**Your objective**
In your copy, include every line of the listing below exactly but none of the pictures.

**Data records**
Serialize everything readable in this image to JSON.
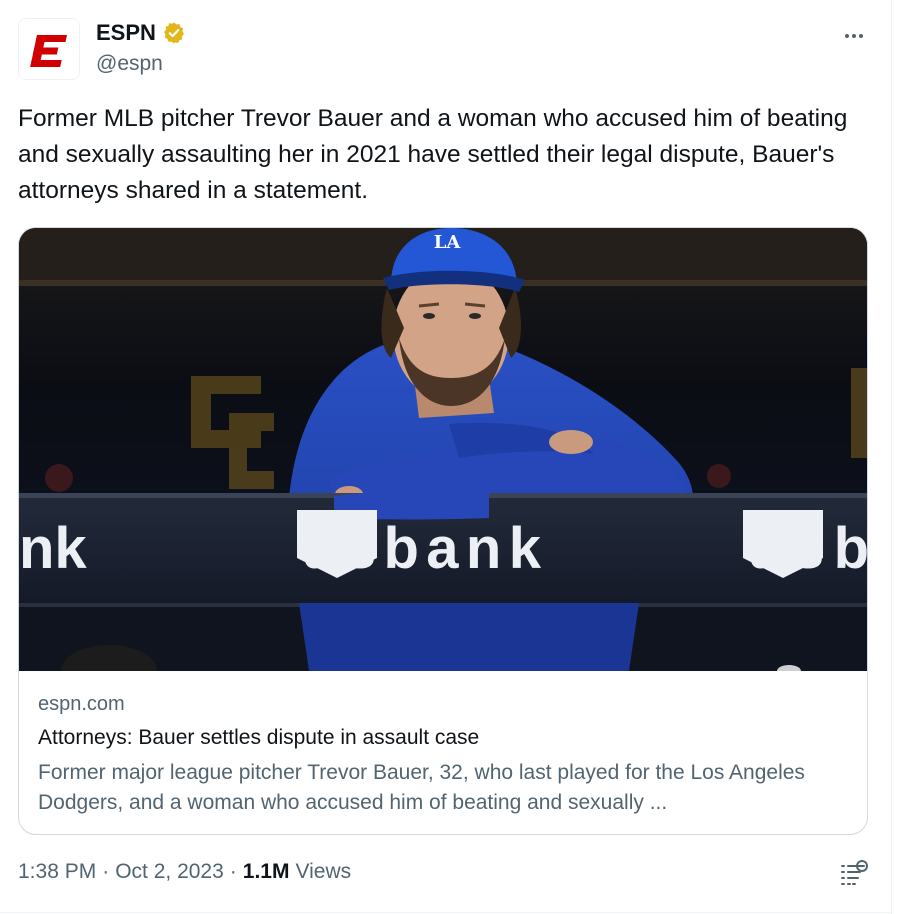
{
  "author": {
    "display_name": "ESPN",
    "handle": "@espn",
    "verified_icon": "verified-badge-icon",
    "logo_letter": "E"
  },
  "tweet": {
    "text": "Former MLB pitcher Trevor Bauer and a woman who accused him of beating and sexually assaulting her in 2021 have settled their legal dispute, Bauer's attorneys shared in a statement."
  },
  "card": {
    "image_signage_left": "nk",
    "image_signage_center": "usbank",
    "image_signage_right": "usb",
    "domain": "espn.com",
    "title": "Attorneys: Bauer settles dispute in assault case",
    "description": "Former major league pitcher Trevor Bauer, 32, who last played for the Los Angeles Dodgers, and a woman who accused him of beating and sexually ..."
  },
  "meta": {
    "time": "1:38 PM",
    "date": "Oct 2, 2023",
    "views_count": "1.1M",
    "views_label": "Views",
    "separator": "·"
  },
  "colors": {
    "espn_red": "#d00000",
    "verified_gold": "#e2b719",
    "text_primary": "#0f1419",
    "text_secondary": "#536471",
    "border": "#cfd9de"
  }
}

**Solution for this exercise**
Serialize everything readable in this image to JSON.
{
  "author": {
    "display_name": "ESPN",
    "handle": "@espn",
    "verified_icon": "verified-badge-icon",
    "logo_letter": "E"
  },
  "tweet": {
    "text": "Former MLB pitcher Trevor Bauer and a woman who accused him of beating and sexually assaulting her in 2021 have settled their legal dispute, Bauer's attorneys shared in a statement."
  },
  "card": {
    "image_signage_left": "nk",
    "image_signage_center": "usbank",
    "image_signage_right": "usb",
    "domain": "espn.com",
    "title": "Attorneys: Bauer settles dispute in assault case",
    "description": "Former major league pitcher Trevor Bauer, 32, who last played for the Los Angeles Dodgers, and a woman who accused him of beating and sexually ..."
  },
  "meta": {
    "time": "1:38 PM",
    "date": "Oct 2, 2023",
    "views_count": "1.1M",
    "views_label": "Views",
    "separator": "·"
  },
  "colors": {
    "espn_red": "#d00000",
    "verified_gold": "#e2b719",
    "text_primary": "#0f1419",
    "text_secondary": "#536471",
    "border": "#cfd9de"
  }
}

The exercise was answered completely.